__To do__. Please rewrite the listing below, swapping "Circle shape" for "Round shape" wherever it appears and leaving every other line and character unchanged.

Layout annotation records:
□ □ □ □ □ □ □
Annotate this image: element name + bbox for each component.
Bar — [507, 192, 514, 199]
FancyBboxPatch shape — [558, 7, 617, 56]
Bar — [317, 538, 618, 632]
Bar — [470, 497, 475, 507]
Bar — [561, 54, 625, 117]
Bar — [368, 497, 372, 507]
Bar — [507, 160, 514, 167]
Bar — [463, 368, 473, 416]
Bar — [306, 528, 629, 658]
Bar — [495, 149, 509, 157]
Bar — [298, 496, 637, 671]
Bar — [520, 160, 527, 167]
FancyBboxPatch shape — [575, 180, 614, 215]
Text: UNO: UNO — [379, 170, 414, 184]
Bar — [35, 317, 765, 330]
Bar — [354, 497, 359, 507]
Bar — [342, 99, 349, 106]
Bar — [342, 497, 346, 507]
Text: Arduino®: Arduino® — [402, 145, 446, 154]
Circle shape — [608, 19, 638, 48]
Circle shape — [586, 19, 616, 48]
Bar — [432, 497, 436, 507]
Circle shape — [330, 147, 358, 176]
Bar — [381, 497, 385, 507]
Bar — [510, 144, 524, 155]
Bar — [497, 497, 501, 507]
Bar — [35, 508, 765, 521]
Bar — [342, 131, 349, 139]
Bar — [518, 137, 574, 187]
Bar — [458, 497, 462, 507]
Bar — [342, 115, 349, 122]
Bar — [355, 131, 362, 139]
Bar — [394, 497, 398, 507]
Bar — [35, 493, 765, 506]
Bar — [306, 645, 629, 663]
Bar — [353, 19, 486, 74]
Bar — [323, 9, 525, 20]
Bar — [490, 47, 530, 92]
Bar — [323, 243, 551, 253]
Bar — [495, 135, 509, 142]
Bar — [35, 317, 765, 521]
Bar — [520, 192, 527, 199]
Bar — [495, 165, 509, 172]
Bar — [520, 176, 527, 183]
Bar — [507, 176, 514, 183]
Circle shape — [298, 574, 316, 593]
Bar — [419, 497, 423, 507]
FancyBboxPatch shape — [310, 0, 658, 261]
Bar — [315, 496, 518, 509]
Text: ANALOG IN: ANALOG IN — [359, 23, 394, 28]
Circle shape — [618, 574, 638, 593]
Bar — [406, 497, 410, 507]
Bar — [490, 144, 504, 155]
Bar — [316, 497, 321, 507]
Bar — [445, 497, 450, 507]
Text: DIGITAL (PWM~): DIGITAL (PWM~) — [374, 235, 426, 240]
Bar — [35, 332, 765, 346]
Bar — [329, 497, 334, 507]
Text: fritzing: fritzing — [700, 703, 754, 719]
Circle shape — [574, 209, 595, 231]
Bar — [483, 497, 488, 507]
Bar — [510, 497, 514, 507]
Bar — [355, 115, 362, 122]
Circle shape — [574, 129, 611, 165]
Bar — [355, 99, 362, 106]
□ □ □ □ □ □ □
__Exercise output__.
Annotate this image: element name + bbox for each component.
Bar — [507, 192, 514, 199]
FancyBboxPatch shape — [558, 7, 617, 56]
Bar — [317, 538, 618, 632]
Bar — [470, 497, 475, 507]
Bar — [561, 54, 625, 117]
Bar — [368, 497, 372, 507]
Bar — [507, 160, 514, 167]
Bar — [463, 368, 473, 416]
Bar — [306, 528, 629, 658]
Bar — [495, 149, 509, 157]
Bar — [298, 496, 637, 671]
Bar — [520, 160, 527, 167]
FancyBboxPatch shape — [575, 180, 614, 215]
Text: UNO: UNO — [379, 170, 414, 184]
Bar — [35, 317, 765, 330]
Bar — [354, 497, 359, 507]
Bar — [342, 99, 349, 106]
Bar — [342, 497, 346, 507]
Text: Arduino®: Arduino® — [402, 145, 446, 154]
Round shape — [608, 19, 638, 48]
Round shape — [586, 19, 616, 48]
Bar — [432, 497, 436, 507]
Round shape — [330, 147, 358, 176]
Bar — [381, 497, 385, 507]
Bar — [510, 144, 524, 155]
Bar — [497, 497, 501, 507]
Bar — [35, 508, 765, 521]
Bar — [342, 131, 349, 139]
Bar — [518, 137, 574, 187]
Bar — [458, 497, 462, 507]
Bar — [342, 115, 349, 122]
Bar — [355, 131, 362, 139]
Bar — [394, 497, 398, 507]
Bar — [35, 493, 765, 506]
Bar — [306, 645, 629, 663]
Bar — [353, 19, 486, 74]
Bar — [323, 9, 525, 20]
Bar — [490, 47, 530, 92]
Bar — [323, 243, 551, 253]
Bar — [495, 135, 509, 142]
Bar — [35, 317, 765, 521]
Bar — [520, 192, 527, 199]
Bar — [495, 165, 509, 172]
Bar — [520, 176, 527, 183]
Bar — [507, 176, 514, 183]
Round shape — [298, 574, 316, 593]
Bar — [419, 497, 423, 507]
FancyBboxPatch shape — [310, 0, 658, 261]
Bar — [315, 496, 518, 509]
Text: ANALOG IN: ANALOG IN — [359, 23, 394, 28]
Round shape — [618, 574, 638, 593]
Bar — [406, 497, 410, 507]
Bar — [490, 144, 504, 155]
Bar — [316, 497, 321, 507]
Bar — [445, 497, 450, 507]
Text: DIGITAL (PWM~): DIGITAL (PWM~) — [374, 235, 426, 240]
Bar — [35, 332, 765, 346]
Bar — [329, 497, 334, 507]
Text: fritzing: fritzing — [700, 703, 754, 719]
Round shape — [574, 209, 595, 231]
Bar — [483, 497, 488, 507]
Bar — [510, 497, 514, 507]
Bar — [355, 115, 362, 122]
Round shape — [574, 129, 611, 165]
Bar — [355, 99, 362, 106]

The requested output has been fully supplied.